_LISTED RECORDS_

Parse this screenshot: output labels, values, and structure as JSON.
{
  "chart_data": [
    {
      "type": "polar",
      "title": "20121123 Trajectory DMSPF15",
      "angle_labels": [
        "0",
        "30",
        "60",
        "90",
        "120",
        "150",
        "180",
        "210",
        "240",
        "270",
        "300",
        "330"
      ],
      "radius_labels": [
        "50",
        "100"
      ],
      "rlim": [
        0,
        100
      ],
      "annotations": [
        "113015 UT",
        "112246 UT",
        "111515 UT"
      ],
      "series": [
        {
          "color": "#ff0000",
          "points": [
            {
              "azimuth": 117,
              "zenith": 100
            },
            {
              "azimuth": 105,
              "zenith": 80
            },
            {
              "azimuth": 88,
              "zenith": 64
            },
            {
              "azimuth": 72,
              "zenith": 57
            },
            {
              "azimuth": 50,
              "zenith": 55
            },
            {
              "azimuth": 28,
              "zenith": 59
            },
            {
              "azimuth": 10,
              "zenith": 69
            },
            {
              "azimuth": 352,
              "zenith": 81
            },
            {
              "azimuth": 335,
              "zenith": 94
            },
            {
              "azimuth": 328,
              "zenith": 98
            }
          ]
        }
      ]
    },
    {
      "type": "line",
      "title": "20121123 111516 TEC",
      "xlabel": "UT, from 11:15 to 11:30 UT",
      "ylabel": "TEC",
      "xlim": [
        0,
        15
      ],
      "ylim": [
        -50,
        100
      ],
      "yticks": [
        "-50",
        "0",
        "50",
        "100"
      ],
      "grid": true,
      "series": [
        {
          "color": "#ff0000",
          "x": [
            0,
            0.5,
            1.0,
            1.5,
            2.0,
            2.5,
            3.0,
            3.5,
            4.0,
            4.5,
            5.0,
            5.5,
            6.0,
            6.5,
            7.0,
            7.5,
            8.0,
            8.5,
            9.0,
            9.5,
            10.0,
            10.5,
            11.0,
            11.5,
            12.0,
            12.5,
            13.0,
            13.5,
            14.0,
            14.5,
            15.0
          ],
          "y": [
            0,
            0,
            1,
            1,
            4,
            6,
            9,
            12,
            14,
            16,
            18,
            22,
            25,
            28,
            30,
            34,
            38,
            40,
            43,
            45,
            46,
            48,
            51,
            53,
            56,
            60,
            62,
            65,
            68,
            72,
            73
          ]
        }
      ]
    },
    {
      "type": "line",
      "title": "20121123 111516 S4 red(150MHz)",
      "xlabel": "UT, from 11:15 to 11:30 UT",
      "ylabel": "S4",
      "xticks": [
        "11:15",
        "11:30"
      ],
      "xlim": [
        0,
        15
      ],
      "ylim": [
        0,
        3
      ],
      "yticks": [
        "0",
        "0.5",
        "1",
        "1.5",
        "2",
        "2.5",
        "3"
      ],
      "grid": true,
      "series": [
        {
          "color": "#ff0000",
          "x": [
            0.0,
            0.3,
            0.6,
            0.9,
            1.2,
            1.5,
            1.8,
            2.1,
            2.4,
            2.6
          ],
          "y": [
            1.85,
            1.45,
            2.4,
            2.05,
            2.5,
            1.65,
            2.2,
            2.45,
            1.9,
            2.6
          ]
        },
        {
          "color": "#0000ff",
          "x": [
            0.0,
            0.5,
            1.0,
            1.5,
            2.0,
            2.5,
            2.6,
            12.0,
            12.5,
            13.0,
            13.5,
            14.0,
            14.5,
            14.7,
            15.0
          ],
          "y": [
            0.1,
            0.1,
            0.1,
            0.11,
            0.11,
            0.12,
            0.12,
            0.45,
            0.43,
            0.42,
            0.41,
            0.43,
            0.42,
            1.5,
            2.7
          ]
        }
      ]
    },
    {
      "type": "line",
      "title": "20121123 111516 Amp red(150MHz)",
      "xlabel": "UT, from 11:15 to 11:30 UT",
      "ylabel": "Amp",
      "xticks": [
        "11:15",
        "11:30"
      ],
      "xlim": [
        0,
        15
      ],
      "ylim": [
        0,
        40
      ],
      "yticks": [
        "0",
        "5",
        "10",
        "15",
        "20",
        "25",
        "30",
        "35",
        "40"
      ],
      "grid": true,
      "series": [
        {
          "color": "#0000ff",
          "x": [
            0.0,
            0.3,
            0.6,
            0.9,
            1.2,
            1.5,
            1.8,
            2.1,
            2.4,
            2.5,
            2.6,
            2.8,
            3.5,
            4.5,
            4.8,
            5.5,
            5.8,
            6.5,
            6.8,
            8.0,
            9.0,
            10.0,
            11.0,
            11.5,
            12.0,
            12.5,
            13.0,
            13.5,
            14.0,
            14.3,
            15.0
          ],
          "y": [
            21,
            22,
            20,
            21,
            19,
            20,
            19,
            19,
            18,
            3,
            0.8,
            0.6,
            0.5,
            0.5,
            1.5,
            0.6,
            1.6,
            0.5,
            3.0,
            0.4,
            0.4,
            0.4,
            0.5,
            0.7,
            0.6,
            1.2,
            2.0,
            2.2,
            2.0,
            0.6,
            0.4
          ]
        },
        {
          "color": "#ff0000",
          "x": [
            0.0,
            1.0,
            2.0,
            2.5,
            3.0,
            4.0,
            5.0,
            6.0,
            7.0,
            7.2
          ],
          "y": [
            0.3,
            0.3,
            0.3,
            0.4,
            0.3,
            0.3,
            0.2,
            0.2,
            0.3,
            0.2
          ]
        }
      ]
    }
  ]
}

_EXERCISE PROMPT_
Only a number is wanted: how many lines contain "title"?

_SOLUTION BELOW_
4